#### [Directions]
Give, as a bare number, the count of lines that contain the word "difference".

begin

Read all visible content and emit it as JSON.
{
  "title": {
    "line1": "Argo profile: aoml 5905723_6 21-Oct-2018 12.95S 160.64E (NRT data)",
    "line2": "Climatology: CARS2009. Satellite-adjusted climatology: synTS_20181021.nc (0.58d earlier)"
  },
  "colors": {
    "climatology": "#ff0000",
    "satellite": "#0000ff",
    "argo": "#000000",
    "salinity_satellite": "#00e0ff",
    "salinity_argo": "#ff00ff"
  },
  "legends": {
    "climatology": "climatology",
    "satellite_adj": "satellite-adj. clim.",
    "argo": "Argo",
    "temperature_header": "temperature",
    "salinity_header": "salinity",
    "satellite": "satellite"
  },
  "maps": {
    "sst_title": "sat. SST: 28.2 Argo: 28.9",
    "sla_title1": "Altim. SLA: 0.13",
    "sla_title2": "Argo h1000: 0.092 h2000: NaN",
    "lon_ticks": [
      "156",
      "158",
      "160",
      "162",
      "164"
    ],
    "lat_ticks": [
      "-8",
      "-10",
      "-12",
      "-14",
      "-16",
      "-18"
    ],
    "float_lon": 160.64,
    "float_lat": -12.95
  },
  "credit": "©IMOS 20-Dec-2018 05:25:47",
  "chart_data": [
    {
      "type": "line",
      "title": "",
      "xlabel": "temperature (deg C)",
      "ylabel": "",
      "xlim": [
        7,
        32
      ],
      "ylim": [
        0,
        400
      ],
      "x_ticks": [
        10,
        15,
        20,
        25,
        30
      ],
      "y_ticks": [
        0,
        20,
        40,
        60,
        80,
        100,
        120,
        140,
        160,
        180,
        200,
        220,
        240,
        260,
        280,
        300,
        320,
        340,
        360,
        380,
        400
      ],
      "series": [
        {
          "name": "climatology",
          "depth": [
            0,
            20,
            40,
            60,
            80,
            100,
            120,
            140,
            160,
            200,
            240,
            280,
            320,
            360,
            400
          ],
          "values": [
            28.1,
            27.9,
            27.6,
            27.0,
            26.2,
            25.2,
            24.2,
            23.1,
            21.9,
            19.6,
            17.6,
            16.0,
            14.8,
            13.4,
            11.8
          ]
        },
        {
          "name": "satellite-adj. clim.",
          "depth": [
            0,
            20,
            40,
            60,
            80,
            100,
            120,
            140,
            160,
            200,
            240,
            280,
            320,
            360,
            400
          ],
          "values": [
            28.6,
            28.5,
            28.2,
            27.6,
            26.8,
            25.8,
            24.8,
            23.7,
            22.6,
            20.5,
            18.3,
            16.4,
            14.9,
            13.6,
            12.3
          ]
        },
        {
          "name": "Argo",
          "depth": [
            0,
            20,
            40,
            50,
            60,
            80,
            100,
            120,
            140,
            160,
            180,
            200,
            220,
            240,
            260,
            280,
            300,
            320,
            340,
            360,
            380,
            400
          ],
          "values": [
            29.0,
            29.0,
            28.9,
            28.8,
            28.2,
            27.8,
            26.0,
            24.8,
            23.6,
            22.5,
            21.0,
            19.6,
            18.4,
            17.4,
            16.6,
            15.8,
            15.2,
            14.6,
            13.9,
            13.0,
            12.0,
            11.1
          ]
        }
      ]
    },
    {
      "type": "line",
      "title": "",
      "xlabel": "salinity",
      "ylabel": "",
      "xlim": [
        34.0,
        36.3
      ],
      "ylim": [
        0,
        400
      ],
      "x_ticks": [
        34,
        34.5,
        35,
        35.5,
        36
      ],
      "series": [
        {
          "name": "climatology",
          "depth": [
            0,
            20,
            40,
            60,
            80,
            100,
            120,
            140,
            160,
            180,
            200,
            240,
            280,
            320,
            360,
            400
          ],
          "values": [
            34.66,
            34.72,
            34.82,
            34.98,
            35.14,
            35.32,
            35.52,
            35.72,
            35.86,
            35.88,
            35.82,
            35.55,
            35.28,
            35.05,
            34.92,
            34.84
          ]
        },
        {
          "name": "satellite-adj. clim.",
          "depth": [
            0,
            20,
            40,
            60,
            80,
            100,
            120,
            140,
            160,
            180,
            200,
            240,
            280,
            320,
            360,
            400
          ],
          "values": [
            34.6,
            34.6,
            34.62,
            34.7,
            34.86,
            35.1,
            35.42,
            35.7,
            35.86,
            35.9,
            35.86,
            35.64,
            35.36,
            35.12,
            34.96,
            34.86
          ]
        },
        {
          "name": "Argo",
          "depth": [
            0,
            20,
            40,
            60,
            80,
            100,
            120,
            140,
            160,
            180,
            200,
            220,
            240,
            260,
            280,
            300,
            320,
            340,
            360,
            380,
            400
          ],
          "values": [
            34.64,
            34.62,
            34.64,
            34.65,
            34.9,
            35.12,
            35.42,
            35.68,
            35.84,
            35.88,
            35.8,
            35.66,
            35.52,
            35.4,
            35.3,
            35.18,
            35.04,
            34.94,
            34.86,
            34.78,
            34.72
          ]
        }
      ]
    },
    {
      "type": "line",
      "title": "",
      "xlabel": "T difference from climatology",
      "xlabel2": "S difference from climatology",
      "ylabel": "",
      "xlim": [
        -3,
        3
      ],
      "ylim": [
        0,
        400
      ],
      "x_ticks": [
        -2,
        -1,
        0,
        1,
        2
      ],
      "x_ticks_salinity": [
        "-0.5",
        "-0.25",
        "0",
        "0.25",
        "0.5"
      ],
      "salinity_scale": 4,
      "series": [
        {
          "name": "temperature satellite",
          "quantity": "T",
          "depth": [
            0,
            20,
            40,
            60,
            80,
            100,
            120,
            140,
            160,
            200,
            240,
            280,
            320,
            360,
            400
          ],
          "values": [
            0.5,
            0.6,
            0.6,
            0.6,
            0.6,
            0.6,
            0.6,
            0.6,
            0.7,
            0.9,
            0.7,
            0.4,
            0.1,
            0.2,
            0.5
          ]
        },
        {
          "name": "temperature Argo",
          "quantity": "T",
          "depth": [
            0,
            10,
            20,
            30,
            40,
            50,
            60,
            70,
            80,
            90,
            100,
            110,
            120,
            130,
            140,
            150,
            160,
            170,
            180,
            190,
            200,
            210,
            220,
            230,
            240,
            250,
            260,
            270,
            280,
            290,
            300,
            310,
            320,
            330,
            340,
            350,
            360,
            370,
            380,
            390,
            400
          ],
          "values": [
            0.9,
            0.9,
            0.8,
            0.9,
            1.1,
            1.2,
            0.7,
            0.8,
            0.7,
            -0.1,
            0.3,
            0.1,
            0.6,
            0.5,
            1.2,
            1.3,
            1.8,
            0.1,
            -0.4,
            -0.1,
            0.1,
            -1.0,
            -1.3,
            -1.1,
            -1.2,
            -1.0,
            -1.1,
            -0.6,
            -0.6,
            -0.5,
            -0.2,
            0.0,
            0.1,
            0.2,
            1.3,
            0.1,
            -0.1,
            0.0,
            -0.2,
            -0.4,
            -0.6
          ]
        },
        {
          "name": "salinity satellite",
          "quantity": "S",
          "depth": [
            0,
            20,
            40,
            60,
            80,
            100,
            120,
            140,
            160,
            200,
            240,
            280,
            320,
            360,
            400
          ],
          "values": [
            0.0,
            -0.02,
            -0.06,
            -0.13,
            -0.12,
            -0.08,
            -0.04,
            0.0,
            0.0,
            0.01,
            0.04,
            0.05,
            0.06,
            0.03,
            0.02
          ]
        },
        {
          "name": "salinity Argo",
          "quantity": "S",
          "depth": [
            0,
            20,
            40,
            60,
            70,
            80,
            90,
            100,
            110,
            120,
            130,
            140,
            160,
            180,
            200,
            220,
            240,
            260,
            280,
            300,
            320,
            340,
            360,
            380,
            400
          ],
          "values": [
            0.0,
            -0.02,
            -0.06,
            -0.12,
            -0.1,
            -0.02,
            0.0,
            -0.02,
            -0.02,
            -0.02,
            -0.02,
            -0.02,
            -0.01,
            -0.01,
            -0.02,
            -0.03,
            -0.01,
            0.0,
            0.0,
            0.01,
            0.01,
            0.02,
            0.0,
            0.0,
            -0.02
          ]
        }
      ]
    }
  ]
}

end

#### [Result below]
2